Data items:
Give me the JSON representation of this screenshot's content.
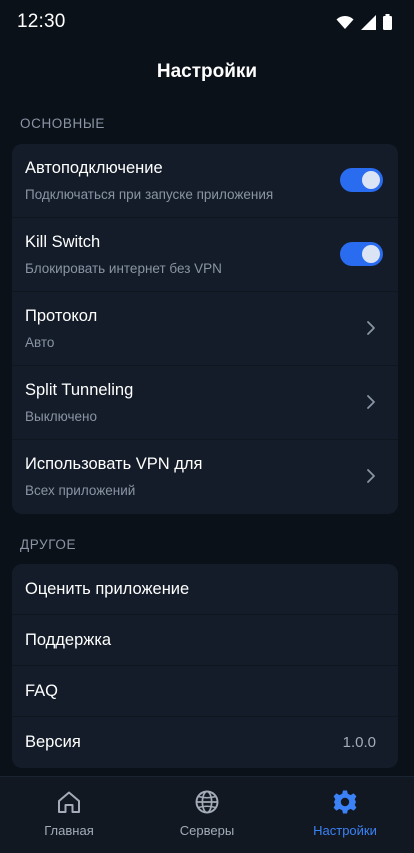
{
  "status_bar": {
    "time": "12:30"
  },
  "header": {
    "title": "Настройки"
  },
  "sections": {
    "main": {
      "label": "ОСНОВНЫЕ",
      "items": [
        {
          "title": "Автоподключение",
          "subtitle": "Подключаться при запуске приложения",
          "control": "toggle",
          "enabled": true
        },
        {
          "title": "Kill Switch",
          "subtitle": "Блокировать интернет без VPN",
          "control": "toggle",
          "enabled": true
        },
        {
          "title": "Протокол",
          "subtitle": "Авто",
          "control": "chevron"
        },
        {
          "title": "Split Tunneling",
          "subtitle": "Выключено",
          "control": "chevron"
        },
        {
          "title": "Использовать VPN для",
          "subtitle": "Всех приложений",
          "control": "chevron"
        }
      ]
    },
    "other": {
      "label": "ДРУГОЕ",
      "items": [
        {
          "title": "Оценить приложение"
        },
        {
          "title": "Поддержка"
        },
        {
          "title": "FAQ"
        },
        {
          "title": "Версия",
          "value": "1.0.0"
        }
      ]
    }
  },
  "bottom_nav": {
    "items": [
      {
        "label": "Главная",
        "icon": "home-icon",
        "active": false
      },
      {
        "label": "Серверы",
        "icon": "globe-icon",
        "active": false
      },
      {
        "label": "Настройки",
        "icon": "gear-icon",
        "active": true
      }
    ]
  },
  "colors": {
    "background": "#0b1119",
    "card": "#131c28",
    "accent": "#2a6cf0",
    "active_nav": "#3b82f6",
    "secondary_text": "#8a94a3"
  }
}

Task details: Drop the images and repeat the data exactly.

Written response:
Give me the JSON representation of this screenshot's content.
{
  "status_bar": {
    "time": "12:30"
  },
  "header": {
    "title": "Настройки"
  },
  "sections": {
    "main": {
      "label": "ОСНОВНЫЕ",
      "items": [
        {
          "title": "Автоподключение",
          "subtitle": "Подключаться при запуске приложения",
          "control": "toggle",
          "enabled": true
        },
        {
          "title": "Kill Switch",
          "subtitle": "Блокировать интернет без VPN",
          "control": "toggle",
          "enabled": true
        },
        {
          "title": "Протокол",
          "subtitle": "Авто",
          "control": "chevron"
        },
        {
          "title": "Split Tunneling",
          "subtitle": "Выключено",
          "control": "chevron"
        },
        {
          "title": "Использовать VPN для",
          "subtitle": "Всех приложений",
          "control": "chevron"
        }
      ]
    },
    "other": {
      "label": "ДРУГОЕ",
      "items": [
        {
          "title": "Оценить приложение"
        },
        {
          "title": "Поддержка"
        },
        {
          "title": "FAQ"
        },
        {
          "title": "Версия",
          "value": "1.0.0"
        }
      ]
    }
  },
  "bottom_nav": {
    "items": [
      {
        "label": "Главная",
        "icon": "home-icon",
        "active": false
      },
      {
        "label": "Серверы",
        "icon": "globe-icon",
        "active": false
      },
      {
        "label": "Настройки",
        "icon": "gear-icon",
        "active": true
      }
    ]
  },
  "colors": {
    "background": "#0b1119",
    "card": "#131c28",
    "accent": "#2a6cf0",
    "active_nav": "#3b82f6",
    "secondary_text": "#8a94a3"
  }
}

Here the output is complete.